Русская проповедь старому миру

У Герцена с самого начала его эмиграции было два лица, одно — обращённое к России, и другое — обращённое на Запад
Александр Герцен
Портрет Герцена | Художник: Николай Ге | Коллаж и обработка от Александра Воронина | Fitzroy Magazine

Поздний Герцен — утративший большую часть своего общественного влияния, мало кем читаемый — и сознающий это, ценимый прежде всего как “художник” и в лучшем случае в память о былом — интересен теперь, ретроспективно, как подводящий итоги и пересматривающий, уточняющий свои прежние формулировки. Во многом этому процессу способствовало последнее большое издательское предприятие Герцена.

После того, как летом 1867 года было публично объявлено о “приостановке” издания “Колокола” — о решении, долго вызревавшем, и наконец принятом — Герцен ищет новые варианты, от издания русского сборника статей до возрождения “Полярной звезды”, но все эти варианты, как осуществлённые (“Полярная звезда” выйдет VIII выпуском в 1868), так и оставшиеся в черновых набросках, неудовлетворительны тем, что вращаются в том же, знакомом, известном кругу — исчерпанность которого, пусть только на какое-то время, признана самим Герценом и зафиксирована в приостановке “Колокола”.

Его целью является обрести аудиторию, которую он утратил — либо вернуть старую, либо найти новую, а в идеале — найти вариант или варианты, которые приведут и к тому, и к другому. Здесь будет и череда опытов издания в пределах Российской империи — уже осенью 1867 года Герцен согласится попробовать опубликовать один из своих текстов у Краевского, в условиях новых цензурных правил он будет печатать серию зарисовок “Скуки ради” в петербургской “Неделе” — и охотно отзываться на попытки переиздания тех или иных из своих текстов (прежде всего художественных) в России.

Но это всё — паллиативы, в какой-то мере удовлетворявшие или дававшие хоть тень надежды, присущей любому писателю — быть если не прочитанным, то читаемым.

То, в чём нуждается Герцен, к чему он стремится — к быстрому слову, отклику: он радуется журнальной войне, наполняется силами от полемики — и тоскует в бессилии, когда вынужден молчать. Так, в октябре 1867 года, читая свежие номера петербургского “Голоса”, он пишет Огареву: “О, если б теперь мне воля да журнал! Я бы этим “писам” и краснобаям задал перцу… — и тут склоняй голову и молчи”.

Извлечённый листинг
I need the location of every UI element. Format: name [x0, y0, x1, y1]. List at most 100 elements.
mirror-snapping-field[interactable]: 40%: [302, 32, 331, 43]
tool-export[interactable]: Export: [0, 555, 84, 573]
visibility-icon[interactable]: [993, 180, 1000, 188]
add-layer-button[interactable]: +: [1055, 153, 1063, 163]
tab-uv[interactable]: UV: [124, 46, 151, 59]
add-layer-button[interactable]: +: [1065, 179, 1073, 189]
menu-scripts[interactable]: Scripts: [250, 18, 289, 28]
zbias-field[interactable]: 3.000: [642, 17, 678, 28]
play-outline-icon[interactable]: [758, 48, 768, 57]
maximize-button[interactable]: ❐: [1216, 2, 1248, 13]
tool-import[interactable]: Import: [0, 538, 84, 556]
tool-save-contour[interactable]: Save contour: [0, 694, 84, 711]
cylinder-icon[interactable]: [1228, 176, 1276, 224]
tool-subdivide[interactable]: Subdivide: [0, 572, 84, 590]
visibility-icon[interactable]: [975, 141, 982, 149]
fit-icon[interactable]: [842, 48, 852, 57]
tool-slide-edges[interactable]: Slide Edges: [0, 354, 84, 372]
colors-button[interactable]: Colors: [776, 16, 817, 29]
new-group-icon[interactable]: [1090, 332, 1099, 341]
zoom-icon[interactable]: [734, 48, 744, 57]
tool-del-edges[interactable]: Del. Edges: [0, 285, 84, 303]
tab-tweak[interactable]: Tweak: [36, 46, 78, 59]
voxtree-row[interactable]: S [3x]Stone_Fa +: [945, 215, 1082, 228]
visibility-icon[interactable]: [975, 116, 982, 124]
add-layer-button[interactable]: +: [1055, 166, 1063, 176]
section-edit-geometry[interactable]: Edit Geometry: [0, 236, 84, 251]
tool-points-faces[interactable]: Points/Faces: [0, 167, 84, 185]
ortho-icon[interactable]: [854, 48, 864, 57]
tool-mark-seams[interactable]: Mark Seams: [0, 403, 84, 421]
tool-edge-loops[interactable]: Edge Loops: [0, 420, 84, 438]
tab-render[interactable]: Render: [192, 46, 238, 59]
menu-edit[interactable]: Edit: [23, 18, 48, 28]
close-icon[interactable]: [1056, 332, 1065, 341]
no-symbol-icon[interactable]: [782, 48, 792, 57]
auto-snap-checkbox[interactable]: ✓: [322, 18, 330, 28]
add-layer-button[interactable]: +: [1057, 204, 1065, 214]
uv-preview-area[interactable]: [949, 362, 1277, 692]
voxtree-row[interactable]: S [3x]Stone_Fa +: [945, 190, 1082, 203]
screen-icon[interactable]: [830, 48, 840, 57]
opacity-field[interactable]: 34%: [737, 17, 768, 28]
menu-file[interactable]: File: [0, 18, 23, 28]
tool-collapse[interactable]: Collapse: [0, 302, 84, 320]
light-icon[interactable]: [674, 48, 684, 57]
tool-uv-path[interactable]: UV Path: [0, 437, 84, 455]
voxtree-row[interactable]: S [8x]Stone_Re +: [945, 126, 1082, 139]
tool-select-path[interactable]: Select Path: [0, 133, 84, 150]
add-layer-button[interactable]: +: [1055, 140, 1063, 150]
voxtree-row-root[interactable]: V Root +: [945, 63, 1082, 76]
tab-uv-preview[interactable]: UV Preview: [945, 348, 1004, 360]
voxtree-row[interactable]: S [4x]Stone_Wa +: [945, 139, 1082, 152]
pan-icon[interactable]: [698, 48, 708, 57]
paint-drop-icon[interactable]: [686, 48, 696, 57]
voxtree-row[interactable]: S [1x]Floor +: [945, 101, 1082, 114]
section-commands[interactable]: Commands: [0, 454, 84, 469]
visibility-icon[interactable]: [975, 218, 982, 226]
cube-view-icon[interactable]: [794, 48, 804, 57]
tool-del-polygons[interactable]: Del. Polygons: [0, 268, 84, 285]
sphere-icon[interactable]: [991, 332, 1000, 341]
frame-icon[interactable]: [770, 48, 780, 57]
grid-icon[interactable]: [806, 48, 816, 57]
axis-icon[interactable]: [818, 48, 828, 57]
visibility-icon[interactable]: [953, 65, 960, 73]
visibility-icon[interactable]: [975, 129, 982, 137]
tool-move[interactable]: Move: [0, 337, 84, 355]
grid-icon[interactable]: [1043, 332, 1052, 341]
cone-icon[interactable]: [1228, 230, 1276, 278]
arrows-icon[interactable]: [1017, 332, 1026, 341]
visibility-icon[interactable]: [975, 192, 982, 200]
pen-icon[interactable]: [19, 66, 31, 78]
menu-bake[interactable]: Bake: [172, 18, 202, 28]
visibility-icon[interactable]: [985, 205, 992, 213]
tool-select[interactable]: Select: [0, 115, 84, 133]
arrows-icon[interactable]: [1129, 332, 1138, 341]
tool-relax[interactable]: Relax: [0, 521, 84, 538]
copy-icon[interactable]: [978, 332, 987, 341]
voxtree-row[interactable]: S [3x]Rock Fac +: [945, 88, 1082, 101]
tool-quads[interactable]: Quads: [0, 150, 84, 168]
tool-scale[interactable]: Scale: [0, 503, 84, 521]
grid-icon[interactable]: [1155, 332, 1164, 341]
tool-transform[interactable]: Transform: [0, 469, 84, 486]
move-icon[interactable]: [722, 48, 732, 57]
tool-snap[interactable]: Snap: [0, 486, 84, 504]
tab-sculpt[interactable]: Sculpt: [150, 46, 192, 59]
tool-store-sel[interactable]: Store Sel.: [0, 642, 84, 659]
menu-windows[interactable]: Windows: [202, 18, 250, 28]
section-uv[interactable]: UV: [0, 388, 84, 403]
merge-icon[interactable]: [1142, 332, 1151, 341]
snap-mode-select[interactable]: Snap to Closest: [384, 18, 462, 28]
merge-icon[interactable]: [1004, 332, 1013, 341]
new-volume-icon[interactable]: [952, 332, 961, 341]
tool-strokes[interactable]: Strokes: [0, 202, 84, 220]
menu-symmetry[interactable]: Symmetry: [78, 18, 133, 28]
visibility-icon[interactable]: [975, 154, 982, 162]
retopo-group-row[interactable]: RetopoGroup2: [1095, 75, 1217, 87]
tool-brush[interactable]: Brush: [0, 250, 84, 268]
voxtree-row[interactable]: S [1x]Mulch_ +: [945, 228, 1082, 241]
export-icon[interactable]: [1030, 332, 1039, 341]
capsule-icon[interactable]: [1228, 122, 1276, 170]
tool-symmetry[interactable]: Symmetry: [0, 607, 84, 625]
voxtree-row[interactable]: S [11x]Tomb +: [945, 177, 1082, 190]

Задание
Перепишите фрагмент отрывка о Герцене, начиная со слов «Но это всё —» и заканчивая словами «прочитанным, то читаемым.», заменив в нём «паллиативы» на «полумеры». Листинг здесь не понадобится.

Ожидаемый ответ
Но это всё — полумеры, в какой-то мере удовлетворявшие или дававшие хоть тень надежды, присущей любому писателю — быть если не прочитанным, то читаемым.